[Begin]

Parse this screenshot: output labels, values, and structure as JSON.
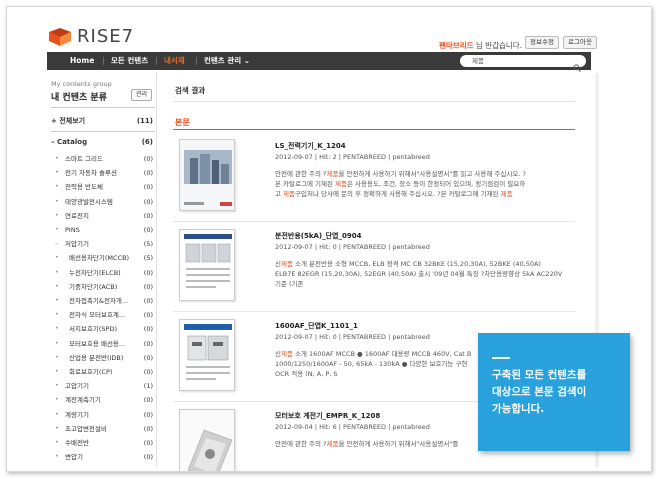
{
  "header": {
    "logo_text": "RISE7",
    "brand_color": "#e8501f",
    "greeting_user": "팬타브리드",
    "greeting_suffix": " 님 반갑습니다.",
    "info_button": "정보수정",
    "logout_button": "로그아웃"
  },
  "nav": {
    "items": [
      {
        "label": "Home"
      },
      {
        "label": "모든 컨텐츠"
      },
      {
        "label": "내서재"
      },
      {
        "label": "컨텐츠 관리 ⌄"
      }
    ],
    "search_value": "제품"
  },
  "sidebar": {
    "subtitle": "My contents group",
    "title": "내 컨텐츠 분류",
    "manage_button": "관리",
    "all": {
      "label": "전체보기",
      "count": "(11)"
    },
    "catalog": {
      "label": "Catalog",
      "count": "(6)"
    },
    "items": [
      {
        "label": "스마트 그리드",
        "count": "(0)"
      },
      {
        "label": "전기 자동차 솔루션",
        "count": "(0)"
      },
      {
        "label": "전력용 반도체",
        "count": "(0)"
      },
      {
        "label": "태양광발전시스템",
        "count": "(0)"
      },
      {
        "label": "연료전지",
        "count": "(0)"
      },
      {
        "label": "PINS",
        "count": "(0)"
      },
      {
        "label": "저압기기",
        "count": "(5)"
      },
      {
        "label": "배선용차단기(MCCB)",
        "count": "(5)"
      },
      {
        "label": "누전차단기(ELCB)",
        "count": "(0)"
      },
      {
        "label": "기중차단기(ACB)",
        "count": "(0)"
      },
      {
        "label": "전자접촉기&전자개...",
        "count": "(0)"
      },
      {
        "label": "전자식 모터보호계...",
        "count": "(0)"
      },
      {
        "label": "서지보호기(SPD)",
        "count": "(0)"
      },
      {
        "label": "모터보호용 배선용...",
        "count": "(0)"
      },
      {
        "label": "산업용 분전반(IDB)",
        "count": "(0)"
      },
      {
        "label": "회로보호기(CP)",
        "count": "(0)"
      },
      {
        "label": "고압기기",
        "count": "(1)"
      },
      {
        "label": "계전계측기기",
        "count": "(0)"
      },
      {
        "label": "계량기기",
        "count": "(0)"
      },
      {
        "label": "초고압변전설비",
        "count": "(0)"
      },
      {
        "label": "수배전반",
        "count": "(0)"
      },
      {
        "label": "변압기",
        "count": "(0)"
      }
    ]
  },
  "main": {
    "breadcrumb": "검색 결과",
    "section_title": "본문",
    "results": [
      {
        "title": "LS_전력기기_K_1204",
        "meta": "2012-09-07  |  Hit: 2  |  PENTABREED  |  pentabreed",
        "snippet_1a": "안전에 관한 주의 ?",
        "snippet_1b": "제품",
        "snippet_1c": "을 안전하게 사용하기 위해서\"사용설명서\"를 읽고 사용해 주십시오. ?",
        "snippet_2a": "본 카탈로그에 기재된 ",
        "snippet_2b": "제품",
        "snippet_2c": "은 사용용도, 조건, 장소 등이 한정되어 있으며, 정기점검이 필요하",
        "snippet_3a": "고 ",
        "snippet_3b": "제품",
        "snippet_3c": "구입처나 당사에 문의 후 정확하게 사용해 주십시오. ?본 카탈로그에 기재된 ",
        "snippet_3d": "제품"
      },
      {
        "title": "분전반용(5kA)_단엽_0904",
        "meta": "2012-09-07  |  Hit: 0  |  PENTABREED  |  pentabreed",
        "snippet_1a": "신",
        "snippet_1b": "제품",
        "snippet_1c": " 소개 분전반용 소형 MCCB, ELB 정격 MC CB 32BKE (15,20,30A), 52BKE (40,50A)",
        "snippet_2a": "ELB7E 82EGR (15,20,30A), 52EGR (40,50A) 출시 '09년 04월 특징 ?차단용량향상 5kA AC220V",
        "snippet_3a": "기준 (기존"
      },
      {
        "title": "1600AF_단엽K_1101_1",
        "meta": "2012-09-07  |  Hit: 0  |  PENTABREED  |  pentabreed",
        "snippet_1a": "신",
        "snippet_1b": "제품",
        "snippet_1c": " 소개 1600AF MCCB ● 1600AF 대용량 MCCB 460V, Cat B",
        "snippet_2a": "1000/1250/1600AF - 50, 65kA - 130kA ● 다양한 보호기능 구현",
        "snippet_3a": "OCR 적용 (N, A, P, S"
      },
      {
        "title": "모터보호 계전기_EMPR_K_1208",
        "meta": "2012-09-04  |  Hit: 6  |  PENTABREED  |  pentabreed",
        "snippet_1a": "안전에 관한 주의 ?",
        "snippet_1b": "제품",
        "snippet_1c": "을 안전하게 사용하기 위해서\"사용설명서\"를"
      }
    ]
  },
  "callout": {
    "line1": "구축된 모든 컨텐츠를",
    "line2": "대상으로 본문 검색이",
    "line3": "가능합니다.",
    "color": "#29a1dc"
  }
}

[End]

> **Instructions to follow**:
Count each line of the entries that holds the word "meta", then state the total and nothing more.

> **Complete answer**:
4